Stored records
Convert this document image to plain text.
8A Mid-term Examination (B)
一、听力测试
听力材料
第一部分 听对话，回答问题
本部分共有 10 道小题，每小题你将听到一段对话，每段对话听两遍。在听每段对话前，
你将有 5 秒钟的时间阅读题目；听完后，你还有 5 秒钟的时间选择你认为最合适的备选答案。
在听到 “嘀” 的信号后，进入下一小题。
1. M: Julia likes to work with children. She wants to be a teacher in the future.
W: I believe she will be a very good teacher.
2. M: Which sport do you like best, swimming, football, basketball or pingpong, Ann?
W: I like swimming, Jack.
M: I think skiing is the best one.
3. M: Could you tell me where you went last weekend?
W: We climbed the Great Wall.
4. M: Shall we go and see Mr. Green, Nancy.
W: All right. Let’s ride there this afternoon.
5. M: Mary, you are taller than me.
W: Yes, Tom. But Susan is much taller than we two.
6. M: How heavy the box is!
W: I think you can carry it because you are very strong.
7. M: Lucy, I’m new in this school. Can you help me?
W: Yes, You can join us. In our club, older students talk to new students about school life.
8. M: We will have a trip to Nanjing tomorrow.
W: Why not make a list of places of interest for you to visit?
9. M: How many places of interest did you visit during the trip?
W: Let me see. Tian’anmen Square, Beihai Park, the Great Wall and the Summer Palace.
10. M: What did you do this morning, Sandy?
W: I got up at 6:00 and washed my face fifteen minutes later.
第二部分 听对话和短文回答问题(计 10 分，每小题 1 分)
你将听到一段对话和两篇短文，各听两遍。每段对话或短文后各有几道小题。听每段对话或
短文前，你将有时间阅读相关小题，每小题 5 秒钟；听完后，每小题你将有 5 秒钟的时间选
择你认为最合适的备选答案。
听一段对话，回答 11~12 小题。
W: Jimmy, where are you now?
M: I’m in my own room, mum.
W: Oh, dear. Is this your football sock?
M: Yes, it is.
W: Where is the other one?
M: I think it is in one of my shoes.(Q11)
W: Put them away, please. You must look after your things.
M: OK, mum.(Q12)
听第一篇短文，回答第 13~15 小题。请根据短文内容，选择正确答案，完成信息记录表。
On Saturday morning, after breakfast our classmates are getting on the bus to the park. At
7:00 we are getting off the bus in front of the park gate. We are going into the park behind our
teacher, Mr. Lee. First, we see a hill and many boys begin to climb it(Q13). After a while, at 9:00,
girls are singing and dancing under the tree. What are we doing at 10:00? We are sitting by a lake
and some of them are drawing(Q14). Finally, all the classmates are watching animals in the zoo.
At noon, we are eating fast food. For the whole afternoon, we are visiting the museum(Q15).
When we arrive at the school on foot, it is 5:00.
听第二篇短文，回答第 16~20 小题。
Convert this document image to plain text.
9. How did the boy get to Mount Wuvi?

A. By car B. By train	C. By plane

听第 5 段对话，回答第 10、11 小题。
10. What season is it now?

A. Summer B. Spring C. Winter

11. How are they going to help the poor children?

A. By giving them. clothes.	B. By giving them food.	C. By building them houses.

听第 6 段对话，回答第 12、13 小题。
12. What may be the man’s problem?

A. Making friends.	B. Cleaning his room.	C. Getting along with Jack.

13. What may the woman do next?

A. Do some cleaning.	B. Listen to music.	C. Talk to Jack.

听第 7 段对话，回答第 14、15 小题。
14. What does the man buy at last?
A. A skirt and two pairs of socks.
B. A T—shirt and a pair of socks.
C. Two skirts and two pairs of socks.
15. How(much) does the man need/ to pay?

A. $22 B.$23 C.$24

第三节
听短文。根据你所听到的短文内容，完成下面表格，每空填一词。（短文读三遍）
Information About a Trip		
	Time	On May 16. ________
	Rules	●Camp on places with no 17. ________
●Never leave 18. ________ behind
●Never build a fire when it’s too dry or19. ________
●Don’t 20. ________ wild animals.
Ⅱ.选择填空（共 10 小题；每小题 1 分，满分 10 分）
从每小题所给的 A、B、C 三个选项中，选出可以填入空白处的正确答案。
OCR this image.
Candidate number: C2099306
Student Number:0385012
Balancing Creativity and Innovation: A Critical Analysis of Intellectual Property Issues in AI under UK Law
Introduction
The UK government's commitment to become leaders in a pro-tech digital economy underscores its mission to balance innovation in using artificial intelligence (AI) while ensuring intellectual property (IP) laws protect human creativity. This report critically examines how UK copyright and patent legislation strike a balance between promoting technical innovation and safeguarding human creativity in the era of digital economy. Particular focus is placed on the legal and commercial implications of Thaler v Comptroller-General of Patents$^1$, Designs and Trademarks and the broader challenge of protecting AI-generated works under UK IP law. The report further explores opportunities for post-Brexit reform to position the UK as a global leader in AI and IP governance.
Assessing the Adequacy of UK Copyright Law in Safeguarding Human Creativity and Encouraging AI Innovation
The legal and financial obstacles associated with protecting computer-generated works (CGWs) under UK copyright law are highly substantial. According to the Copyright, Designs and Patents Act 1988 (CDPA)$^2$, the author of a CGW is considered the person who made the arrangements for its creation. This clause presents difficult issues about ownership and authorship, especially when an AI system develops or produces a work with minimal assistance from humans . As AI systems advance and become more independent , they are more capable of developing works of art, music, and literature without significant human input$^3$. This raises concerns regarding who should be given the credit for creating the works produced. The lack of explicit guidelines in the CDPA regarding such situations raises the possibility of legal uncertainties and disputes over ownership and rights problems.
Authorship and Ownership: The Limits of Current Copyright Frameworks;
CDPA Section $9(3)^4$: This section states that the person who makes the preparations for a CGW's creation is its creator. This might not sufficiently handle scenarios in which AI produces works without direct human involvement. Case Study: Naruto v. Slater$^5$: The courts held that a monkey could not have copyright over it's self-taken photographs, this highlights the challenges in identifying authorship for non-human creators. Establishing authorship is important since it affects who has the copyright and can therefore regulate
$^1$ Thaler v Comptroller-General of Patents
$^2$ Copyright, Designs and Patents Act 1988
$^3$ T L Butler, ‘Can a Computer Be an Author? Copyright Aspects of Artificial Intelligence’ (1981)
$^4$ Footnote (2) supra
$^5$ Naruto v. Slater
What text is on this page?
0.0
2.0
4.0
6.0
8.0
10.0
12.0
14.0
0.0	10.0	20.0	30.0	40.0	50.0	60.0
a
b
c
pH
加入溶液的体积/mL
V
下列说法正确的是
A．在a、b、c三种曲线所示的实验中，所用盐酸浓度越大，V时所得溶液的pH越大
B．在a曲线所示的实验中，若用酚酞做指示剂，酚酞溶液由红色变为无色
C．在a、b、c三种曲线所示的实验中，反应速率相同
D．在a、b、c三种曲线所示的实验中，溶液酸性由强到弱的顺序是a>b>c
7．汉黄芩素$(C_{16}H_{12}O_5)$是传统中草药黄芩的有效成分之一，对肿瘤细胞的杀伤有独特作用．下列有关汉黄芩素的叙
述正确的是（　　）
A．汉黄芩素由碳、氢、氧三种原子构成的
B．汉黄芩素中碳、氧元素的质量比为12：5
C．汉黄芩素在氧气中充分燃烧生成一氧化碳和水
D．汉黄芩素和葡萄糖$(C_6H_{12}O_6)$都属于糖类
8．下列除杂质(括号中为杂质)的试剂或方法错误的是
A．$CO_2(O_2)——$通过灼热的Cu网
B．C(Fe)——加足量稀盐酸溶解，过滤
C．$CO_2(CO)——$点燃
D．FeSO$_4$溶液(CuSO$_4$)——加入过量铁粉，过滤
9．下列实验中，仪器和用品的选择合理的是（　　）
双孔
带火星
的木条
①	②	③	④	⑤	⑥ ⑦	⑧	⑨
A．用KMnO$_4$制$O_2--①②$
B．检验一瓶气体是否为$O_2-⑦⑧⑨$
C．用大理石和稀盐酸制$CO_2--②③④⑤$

Task statement:
Print the material once more, exactly.

Task answer:
Convert this document image to plain text.
8A Mid-term Examination (B)
一、听力测试
听力材料
第一部分 听对话，回答问题
本部分共有 10 道小题，每小题你将听到一段对话，每段对话听两遍。在听每段对话前，
你将有 5 秒钟的时间阅读题目；听完后，你还有 5 秒钟的时间选择你认为最合适的备选答案。
在听到 “嘀” 的信号后，进入下一小题。
1. M: Julia likes to work with children. She wants to be a teacher in the future.
W: I believe she will be a very good teacher.
2. M: Which sport do you like best, swimming, football, basketball or pingpong, Ann?
W: I like swimming, Jack.
M: I think skiing is the best one.
3. M: Could you tell me where you went last weekend?
W: We climbed the Great Wall.
4. M: Shall we go and see Mr. Green, Nancy.
W: All right. Let’s ride there this afternoon.
5. M: Mary, you are taller than me.
W: Yes, Tom. But Susan is much taller than we two.
6. M: How heavy the box is!
W: I think you can carry it because you are very strong.
7. M: Lucy, I’m new in this school. Can you help me?
W: Yes, You can join us. In our club, older students talk to new students about school life.
8. M: We will have a trip to Nanjing tomorrow.
W: Why not make a list of places of interest for you to visit?
9. M: How many places of interest did you visit during the trip?
W: Let me see. Tian’anmen Square, Beihai Park, the Great Wall and the Summer Palace.
10. M: What did you do this morning, Sandy?
W: I got up at 6:00 and washed my face fifteen minutes later.
第二部分 听对话和短文回答问题(计 10 分，每小题 1 分)
你将听到一段对话和两篇短文，各听两遍。每段对话或短文后各有几道小题。听每段对话或
短文前，你将有时间阅读相关小题，每小题 5 秒钟；听完后，每小题你将有 5 秒钟的时间选
择你认为最合适的备选答案。
听一段对话，回答 11~12 小题。
W: Jimmy, where are you now?
M: I’m in my own room, mum.
W: Oh, dear. Is this your football sock?
M: Yes, it is.
W: Where is the other one?
M: I think it is in one of my shoes.(Q11)
W: Put them away, please. You must look after your things.
M: OK, mum.(Q12)
听第一篇短文，回答第 13~15 小题。请根据短文内容，选择正确答案，完成信息记录表。
On Saturday morning, after breakfast our classmates are getting on the bus to the park. At
7:00 we are getting off the bus in front of the park gate. We are going into the park behind our
teacher, Mr. Lee. First, we see a hill and many boys begin to climb it(Q13). After a while, at 9:00,
girls are singing and dancing under the tree. What are we doing at 10:00? We are sitting by a lake
and some of them are drawing(Q14). Finally, all the classmates are watching animals in the zoo.
At noon, we are eating fast food. For the whole afternoon, we are visiting the museum(Q15).
When we arrive at the school on foot, it is 5:00.
听第二篇短文，回答第 16~20 小题。
Convert this document image to plain text.
9. How did the boy get to Mount Wuvi?

A. By car B. By train	C. By plane

听第 5 段对话，回答第 10、11 小题。
10. What season is it now?

A. Summer B. Spring C. Winter

11. How are they going to help the poor children?

A. By giving them. clothes.	B. By giving them food.	C. By building them houses.

听第 6 段对话，回答第 12、13 小题。
12. What may be the man’s problem?

A. Making friends.	B. Cleaning his room.	C. Getting along with Jack.

13. What may the woman do next?

A. Do some cleaning.	B. Listen to music.	C. Talk to Jack.

听第 7 段对话，回答第 14、15 小题。
14. What does the man buy at last?
A. A skirt and two pairs of socks.
B. A T—shirt and a pair of socks.
C. Two skirts and two pairs of socks.
15. How(much) does the man need/ to pay?

A. $22 B.$23 C.$24

第三节
听短文。根据你所听到的短文内容，完成下面表格，每空填一词。（短文读三遍）
Information About a Trip		
	Time	On May 16. ________
	Rules	●Camp on places with no 17. ________
●Never leave 18. ________ behind
●Never build a fire when it’s too dry or19. ________
●Don’t 20. ________ wild animals.
Ⅱ.选择填空（共 10 小题；每小题 1 分，满分 10 分）
从每小题所给的 A、B、C 三个选项中，选出可以填入空白处的正确答案。
OCR this image.
Candidate number: C2099306
Student Number:0385012
Balancing Creativity and Innovation: A Critical Analysis of Intellectual Property Issues in AI under UK Law
Introduction
The UK government's commitment to become leaders in a pro-tech digital economy underscores its mission to balance innovation in using artificial intelligence (AI) while ensuring intellectual property (IP) laws protect human creativity. This report critically examines how UK copyright and patent legislation strike a balance between promoting technical innovation and safeguarding human creativity in the era of digital economy. Particular focus is placed on the legal and commercial implications of Thaler v Comptroller-General of Patents$^1$, Designs and Trademarks and the broader challenge of protecting AI-generated works under UK IP law. The report further explores opportunities for post-Brexit reform to position the UK as a global leader in AI and IP governance.
Assessing the Adequacy of UK Copyright Law in Safeguarding Human Creativity and Encouraging AI Innovation
The legal and financial obstacles associated with protecting computer-generated works (CGWs) under UK copyright law are highly substantial. According to the Copyright, Designs and Patents Act 1988 (CDPA)$^2$, the author of a CGW is considered the person who made the arrangements for its creation. This clause presents difficult issues about ownership and authorship, especially when an AI system develops or produces a work with minimal assistance from humans . As AI systems advance and become more independent , they are more capable of developing works of art, music, and literature without significant human input$^3$. This raises concerns regarding who should be given the credit for creating the works produced. The lack of explicit guidelines in the CDPA regarding such situations raises the possibility of legal uncertainties and disputes over ownership and rights problems.
Authorship and Ownership: The Limits of Current Copyright Frameworks;
CDPA Section $9(3)^4$: This section states that the person who makes the preparations for a CGW's creation is its creator. This might not sufficiently handle scenarios in which AI produces works without direct human involvement. Case Study: Naruto v. Slater$^5$: The courts held that a monkey could not have copyright over it's self-taken photographs, this highlights the challenges in identifying authorship for non-human creators. Establishing authorship is important since it affects who has the copyright and can therefore regulate
$^1$ Thaler v Comptroller-General of Patents
$^2$ Copyright, Designs and Patents Act 1988
$^3$ T L Butler, ‘Can a Computer Be an Author? Copyright Aspects of Artificial Intelligence’ (1981)
$^4$ Footnote (2) supra
$^5$ Naruto v. Slater
What text is on this page?
0.0
2.0
4.0
6.0
8.0
10.0
12.0
14.0
0.0	10.0	20.0	30.0	40.0	50.0	60.0
a
b
c
pH
加入溶液的体积/mL
V
下列说法正确的是
A．在a、b、c三种曲线所示的实验中，所用盐酸浓度越大，V时所得溶液的pH越大
B．在a曲线所示的实验中，若用酚酞做指示剂，酚酞溶液由红色变为无色
C．在a、b、c三种曲线所示的实验中，反应速率相同
D．在a、b、c三种曲线所示的实验中，溶液酸性由强到弱的顺序是a>b>c
7．汉黄芩素$(C_{16}H_{12}O_5)$是传统中草药黄芩的有效成分之一，对肿瘤细胞的杀伤有独特作用．下列有关汉黄芩素的叙
述正确的是（　　）
A．汉黄芩素由碳、氢、氧三种原子构成的
B．汉黄芩素中碳、氧元素的质量比为12：5
C．汉黄芩素在氧气中充分燃烧生成一氧化碳和水
D．汉黄芩素和葡萄糖$(C_6H_{12}O_6)$都属于糖类
8．下列除杂质(括号中为杂质)的试剂或方法错误的是
A．$CO_2(O_2)——$通过灼热的Cu网
B．C(Fe)——加足量稀盐酸溶解，过滤
C．$CO_2(CO)——$点燃
D．FeSO$_4$溶液(CuSO$_4$)——加入过量铁粉，过滤
9．下列实验中，仪器和用品的选择合理的是（　　）
双孔
带火星
的木条
①	②	③	④	⑤	⑥ ⑦	⑧	⑨
A．用KMnO$_4$制$O_2--①②$
B．检验一瓶气体是否为$O_2-⑦⑧⑨$
C．用大理石和稀盐酸制$CO_2--②③④⑤$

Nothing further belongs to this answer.